__Exercise material__.
■ ■ ■ ■ ■ ■ ■
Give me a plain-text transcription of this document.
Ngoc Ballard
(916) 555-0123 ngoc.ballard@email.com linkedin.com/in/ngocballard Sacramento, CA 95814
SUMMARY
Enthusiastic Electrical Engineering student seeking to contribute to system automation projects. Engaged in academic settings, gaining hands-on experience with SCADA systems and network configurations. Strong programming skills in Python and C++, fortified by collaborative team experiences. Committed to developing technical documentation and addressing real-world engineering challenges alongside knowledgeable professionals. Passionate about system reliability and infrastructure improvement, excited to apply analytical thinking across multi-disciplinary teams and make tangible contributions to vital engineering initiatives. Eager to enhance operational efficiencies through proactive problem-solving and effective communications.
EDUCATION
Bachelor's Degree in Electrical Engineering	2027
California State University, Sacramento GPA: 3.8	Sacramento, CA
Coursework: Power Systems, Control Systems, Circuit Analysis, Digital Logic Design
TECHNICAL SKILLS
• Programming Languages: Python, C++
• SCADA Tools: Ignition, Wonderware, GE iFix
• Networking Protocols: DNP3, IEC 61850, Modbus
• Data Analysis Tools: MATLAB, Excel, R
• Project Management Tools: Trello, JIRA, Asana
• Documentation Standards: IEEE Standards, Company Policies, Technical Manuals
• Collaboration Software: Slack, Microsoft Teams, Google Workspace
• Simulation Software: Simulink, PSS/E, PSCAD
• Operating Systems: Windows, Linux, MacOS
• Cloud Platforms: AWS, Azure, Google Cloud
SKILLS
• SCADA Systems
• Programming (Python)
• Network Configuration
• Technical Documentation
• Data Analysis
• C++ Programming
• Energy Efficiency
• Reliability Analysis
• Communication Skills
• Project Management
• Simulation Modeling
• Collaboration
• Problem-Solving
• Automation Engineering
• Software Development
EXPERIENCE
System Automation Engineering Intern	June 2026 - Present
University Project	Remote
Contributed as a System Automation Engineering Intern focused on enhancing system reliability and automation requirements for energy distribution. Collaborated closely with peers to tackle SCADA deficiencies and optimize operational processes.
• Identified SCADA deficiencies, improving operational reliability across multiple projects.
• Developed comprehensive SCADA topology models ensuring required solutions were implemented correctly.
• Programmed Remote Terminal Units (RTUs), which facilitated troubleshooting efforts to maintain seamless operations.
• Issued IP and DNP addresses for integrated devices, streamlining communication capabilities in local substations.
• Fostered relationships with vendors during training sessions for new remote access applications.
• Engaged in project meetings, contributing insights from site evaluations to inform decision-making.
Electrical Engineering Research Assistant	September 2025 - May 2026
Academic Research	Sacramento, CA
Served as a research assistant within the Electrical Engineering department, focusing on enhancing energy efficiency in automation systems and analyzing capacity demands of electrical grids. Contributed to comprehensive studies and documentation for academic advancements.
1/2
■ ■ ■ ■ ■ ■ ■
__Exercise brief__.
Determine how many lines contain the word "Sacramento" and reply with that number alone.

__Final result__.
3